The request:
Repeat the listing in full. Nothing may be added or left out.

Listed entries:
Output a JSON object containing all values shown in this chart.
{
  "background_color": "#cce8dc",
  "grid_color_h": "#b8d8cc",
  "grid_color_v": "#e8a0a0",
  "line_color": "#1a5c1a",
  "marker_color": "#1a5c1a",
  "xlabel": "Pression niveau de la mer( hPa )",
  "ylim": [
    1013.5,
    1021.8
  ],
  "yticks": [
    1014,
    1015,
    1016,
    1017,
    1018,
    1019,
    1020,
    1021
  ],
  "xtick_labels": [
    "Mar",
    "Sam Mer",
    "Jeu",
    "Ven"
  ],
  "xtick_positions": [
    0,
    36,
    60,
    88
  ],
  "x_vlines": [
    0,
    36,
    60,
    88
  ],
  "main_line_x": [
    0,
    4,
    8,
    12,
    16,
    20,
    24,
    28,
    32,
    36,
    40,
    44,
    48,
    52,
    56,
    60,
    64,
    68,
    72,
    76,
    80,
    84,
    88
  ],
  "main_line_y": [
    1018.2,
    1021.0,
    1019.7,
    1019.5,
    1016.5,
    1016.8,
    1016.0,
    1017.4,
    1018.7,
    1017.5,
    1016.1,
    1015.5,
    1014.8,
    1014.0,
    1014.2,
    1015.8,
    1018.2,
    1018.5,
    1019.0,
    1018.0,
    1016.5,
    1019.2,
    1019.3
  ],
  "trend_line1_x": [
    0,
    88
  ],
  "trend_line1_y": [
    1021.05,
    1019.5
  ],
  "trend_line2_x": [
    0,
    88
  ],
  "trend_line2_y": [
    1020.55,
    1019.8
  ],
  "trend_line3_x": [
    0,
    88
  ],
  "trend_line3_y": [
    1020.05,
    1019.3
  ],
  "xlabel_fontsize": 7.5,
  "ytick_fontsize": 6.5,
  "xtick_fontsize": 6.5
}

Exercise output:
Output a JSON object containing all values shown in this chart.
{
  "background_color": "#cce8dc",
  "grid_color_h": "#b8d8cc",
  "grid_color_v": "#e8a0a0",
  "line_color": "#1a5c1a",
  "marker_color": "#1a5c1a",
  "xlabel": "Pression niveau de la mer( hPa )",
  "ylim": [
    1013.5,
    1021.8
  ],
  "yticks": [
    1014,
    1015,
    1016,
    1017,
    1018,
    1019,
    1020,
    1021
  ],
  "xtick_labels": [
    "Mar",
    "Sam Mer",
    "Jeu",
    "Ven"
  ],
  "xtick_positions": [
    0,
    36,
    60,
    88
  ],
  "x_vlines": [
    0,
    36,
    60,
    88
  ],
  "main_line_x": [
    0,
    4,
    8,
    12,
    16,
    20,
    24,
    28,
    32,
    36,
    40,
    44,
    48,
    52,
    56,
    60,
    64,
    68,
    72,
    76,
    80,
    84,
    88
  ],
  "main_line_y": [
    1018.2,
    1021.0,
    1019.7,
    1019.5,
    1016.5,
    1016.8,
    1016.0,
    1017.4,
    1018.7,
    1017.5,
    1016.1,
    1015.5,
    1014.8,
    1014.0,
    1014.2,
    1015.8,
    1018.2,
    1018.5,
    1019.0,
    1018.0,
    1016.5,
    1019.2,
    1019.3
  ],
  "trend_line1_x": [
    0,
    88
  ],
  "trend_line1_y": [
    1021.05,
    1019.5
  ],
  "trend_line2_x": [
    0,
    88
  ],
  "trend_line2_y": [
    1020.55,
    1019.8
  ],
  "trend_line3_x": [
    0,
    88
  ],
  "trend_line3_y": [
    1020.05,
    1019.3
  ],
  "xlabel_fontsize": 7.5,
  "ytick_fontsize": 6.5,
  "xtick_fontsize": 6.5
}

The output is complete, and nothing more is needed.